Objective
Give each line of the material below as a numbered list, leaving out any blank lines.

-- start of Recorded information --

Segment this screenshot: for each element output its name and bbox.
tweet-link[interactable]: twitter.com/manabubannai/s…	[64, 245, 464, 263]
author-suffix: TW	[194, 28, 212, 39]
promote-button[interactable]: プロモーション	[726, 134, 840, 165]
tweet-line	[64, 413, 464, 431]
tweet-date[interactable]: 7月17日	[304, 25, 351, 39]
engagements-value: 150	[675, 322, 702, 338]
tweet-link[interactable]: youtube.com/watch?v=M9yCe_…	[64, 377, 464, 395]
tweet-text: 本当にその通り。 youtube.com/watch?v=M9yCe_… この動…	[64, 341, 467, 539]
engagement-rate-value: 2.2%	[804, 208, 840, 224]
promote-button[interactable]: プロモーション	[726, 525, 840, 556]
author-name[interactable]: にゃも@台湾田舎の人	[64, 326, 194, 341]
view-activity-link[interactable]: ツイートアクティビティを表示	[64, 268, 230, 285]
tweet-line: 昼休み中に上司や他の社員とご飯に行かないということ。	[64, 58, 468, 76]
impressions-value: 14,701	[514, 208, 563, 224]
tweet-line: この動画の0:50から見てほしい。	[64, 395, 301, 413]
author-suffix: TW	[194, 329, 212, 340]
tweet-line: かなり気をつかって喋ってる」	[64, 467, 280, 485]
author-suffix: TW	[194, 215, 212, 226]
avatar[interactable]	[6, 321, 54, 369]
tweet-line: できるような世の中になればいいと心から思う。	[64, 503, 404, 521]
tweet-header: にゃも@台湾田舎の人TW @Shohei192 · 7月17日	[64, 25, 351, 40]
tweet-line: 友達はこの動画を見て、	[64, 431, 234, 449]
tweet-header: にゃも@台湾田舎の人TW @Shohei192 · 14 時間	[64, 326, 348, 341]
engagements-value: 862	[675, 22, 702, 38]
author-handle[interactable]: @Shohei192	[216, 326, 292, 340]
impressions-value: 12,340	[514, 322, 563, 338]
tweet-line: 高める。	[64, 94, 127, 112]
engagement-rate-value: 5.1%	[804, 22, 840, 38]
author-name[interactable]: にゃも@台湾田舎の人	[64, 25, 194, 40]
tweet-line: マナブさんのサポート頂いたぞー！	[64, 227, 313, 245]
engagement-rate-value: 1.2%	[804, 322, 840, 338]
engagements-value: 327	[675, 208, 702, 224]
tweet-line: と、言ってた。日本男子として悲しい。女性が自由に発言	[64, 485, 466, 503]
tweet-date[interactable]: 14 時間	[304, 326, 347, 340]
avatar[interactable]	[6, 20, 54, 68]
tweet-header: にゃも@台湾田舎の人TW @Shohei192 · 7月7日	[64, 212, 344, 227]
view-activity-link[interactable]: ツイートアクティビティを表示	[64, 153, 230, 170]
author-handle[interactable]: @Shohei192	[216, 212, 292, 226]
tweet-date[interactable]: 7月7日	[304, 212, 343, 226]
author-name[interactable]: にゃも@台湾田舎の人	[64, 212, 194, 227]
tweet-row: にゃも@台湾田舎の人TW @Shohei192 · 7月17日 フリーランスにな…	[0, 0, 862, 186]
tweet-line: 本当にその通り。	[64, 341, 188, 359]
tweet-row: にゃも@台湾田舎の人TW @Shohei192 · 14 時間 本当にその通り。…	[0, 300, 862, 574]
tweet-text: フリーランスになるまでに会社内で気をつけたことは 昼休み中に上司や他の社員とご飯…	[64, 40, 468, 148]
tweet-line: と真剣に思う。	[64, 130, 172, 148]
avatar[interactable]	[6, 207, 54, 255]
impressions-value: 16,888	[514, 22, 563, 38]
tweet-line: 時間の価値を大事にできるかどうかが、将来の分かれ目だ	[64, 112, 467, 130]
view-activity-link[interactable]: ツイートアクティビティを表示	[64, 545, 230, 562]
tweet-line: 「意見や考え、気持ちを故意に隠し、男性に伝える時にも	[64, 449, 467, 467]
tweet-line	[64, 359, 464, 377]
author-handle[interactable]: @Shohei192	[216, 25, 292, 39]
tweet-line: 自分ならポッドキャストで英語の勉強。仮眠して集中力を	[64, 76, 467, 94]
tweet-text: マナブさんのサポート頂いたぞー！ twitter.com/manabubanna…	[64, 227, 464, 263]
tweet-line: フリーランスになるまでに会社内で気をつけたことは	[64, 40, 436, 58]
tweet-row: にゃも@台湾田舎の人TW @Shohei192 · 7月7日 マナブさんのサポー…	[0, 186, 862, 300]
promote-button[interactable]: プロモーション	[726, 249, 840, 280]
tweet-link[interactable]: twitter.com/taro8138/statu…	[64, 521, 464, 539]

-- end of Recorded information --

Exercise output
1. Segment this screenshot: for each element output its name and bbox.
2. tweet-link[interactable]: twitter.com/manabubannai/s…	[64, 245, 464, 263]
3. author-suffix: TW	[194, 28, 212, 39]
4. promote-button[interactable]: プロモーション	[726, 134, 840, 165]
5. tweet-line	[64, 413, 464, 431]
6. tweet-date[interactable]: 7月17日	[304, 25, 351, 39]
7. engagements-value: 150	[675, 322, 702, 338]
8. tweet-link[interactable]: youtube.com/watch?v=M9yCe_…	[64, 377, 464, 395]
9. tweet-text: 本当にその通り。 youtube.com/watch?v=M9yCe_… この動…	[64, 341, 467, 539]
10. engagement-rate-value: 2.2%	[804, 208, 840, 224]
11. promote-button[interactable]: プロモーション	[726, 525, 840, 556]
12. author-name[interactable]: にゃも@台湾田舎の人	[64, 326, 194, 341]
13. view-activity-link[interactable]: ツイートアクティビティを表示	[64, 268, 230, 285]
14. tweet-line: 昼休み中に上司や他の社員とご飯に行かないということ。	[64, 58, 468, 76]
15. impressions-value: 14,701	[514, 208, 563, 224]
16. tweet-line: この動画の0:50から見てほしい。	[64, 395, 301, 413]
17. author-suffix: TW	[194, 329, 212, 340]
18. tweet-line: かなり気をつかって喋ってる」	[64, 467, 280, 485]
19. author-suffix: TW	[194, 215, 212, 226]
20. avatar[interactable]	[6, 321, 54, 369]
21. tweet-line: できるような世の中になればいいと心から思う。	[64, 503, 404, 521]
22. tweet-header: にゃも@台湾田舎の人TW @Shohei192 · 7月17日	[64, 25, 351, 40]
23. tweet-line: 友達はこの動画を見て、	[64, 431, 234, 449]
24. tweet-header: にゃも@台湾田舎の人TW @Shohei192 · 14 時間	[64, 326, 348, 341]
25. engagements-value: 862	[675, 22, 702, 38]
26. author-handle[interactable]: @Shohei192	[216, 326, 292, 340]
27. impressions-value: 12,340	[514, 322, 563, 338]
28. tweet-line: 高める。	[64, 94, 127, 112]
29. engagement-rate-value: 5.1%	[804, 22, 840, 38]
30. author-name[interactable]: にゃも@台湾田舎の人	[64, 25, 194, 40]
31. tweet-line: マナブさんのサポート頂いたぞー！	[64, 227, 313, 245]
32. engagement-rate-value: 1.2%	[804, 322, 840, 338]
33. engagements-value: 327	[675, 208, 702, 224]
34. tweet-line: と、言ってた。日本男子として悲しい。女性が自由に発言	[64, 485, 466, 503]
35. tweet-date[interactable]: 14 時間	[304, 326, 347, 340]
36. avatar[interactable]	[6, 20, 54, 68]
37. tweet-header: にゃも@台湾田舎の人TW @Shohei192 · 7月7日	[64, 212, 344, 227]
38. view-activity-link[interactable]: ツイートアクティビティを表示	[64, 153, 230, 170]
39. author-handle[interactable]: @Shohei192	[216, 212, 292, 226]
40. tweet-date[interactable]: 7月7日	[304, 212, 343, 226]
41. author-name[interactable]: にゃも@台湾田舎の人	[64, 212, 194, 227]
42. tweet-row: にゃも@台湾田舎の人TW @Shohei192 · 7月17日 フリーランスにな…	[0, 0, 862, 186]
43. tweet-line: 本当にその通り。	[64, 341, 188, 359]
44. tweet-row: にゃも@台湾田舎の人TW @Shohei192 · 14 時間 本当にその通り。…	[0, 300, 862, 574]
45. tweet-text: フリーランスになるまでに会社内で気をつけたことは 昼休み中に上司や他の社員とご飯…	[64, 40, 468, 148]
46. tweet-line: と真剣に思う。	[64, 130, 172, 148]
47. avatar[interactable]	[6, 207, 54, 255]
48. impressions-value: 16,888	[514, 22, 563, 38]
49. tweet-line: 時間の価値を大事にできるかどうかが、将来の分かれ目だ	[64, 112, 467, 130]
50. view-activity-link[interactable]: ツイートアクティビティを表示	[64, 545, 230, 562]
51. tweet-line: 「意見や考え、気持ちを故意に隠し、男性に伝える時にも	[64, 449, 467, 467]
52. tweet-line	[64, 359, 464, 377]
53. author-handle[interactable]: @Shohei192	[216, 25, 292, 39]
54. tweet-line: 自分ならポッドキャストで英語の勉強。仮眠して集中力を	[64, 76, 467, 94]
55. tweet-text: マナブさんのサポート頂いたぞー！ twitter.com/manabubanna…	[64, 227, 464, 263]
56. tweet-line: フリーランスになるまでに会社内で気をつけたことは	[64, 40, 436, 58]
57. tweet-row: にゃも@台湾田舎の人TW @Shohei192 · 7月7日 マナブさんのサポー…	[0, 186, 862, 300]
58. promote-button[interactable]: プロモーション	[726, 249, 840, 280]
59. tweet-link[interactable]: twitter.com/taro8138/statu…	[64, 521, 464, 539]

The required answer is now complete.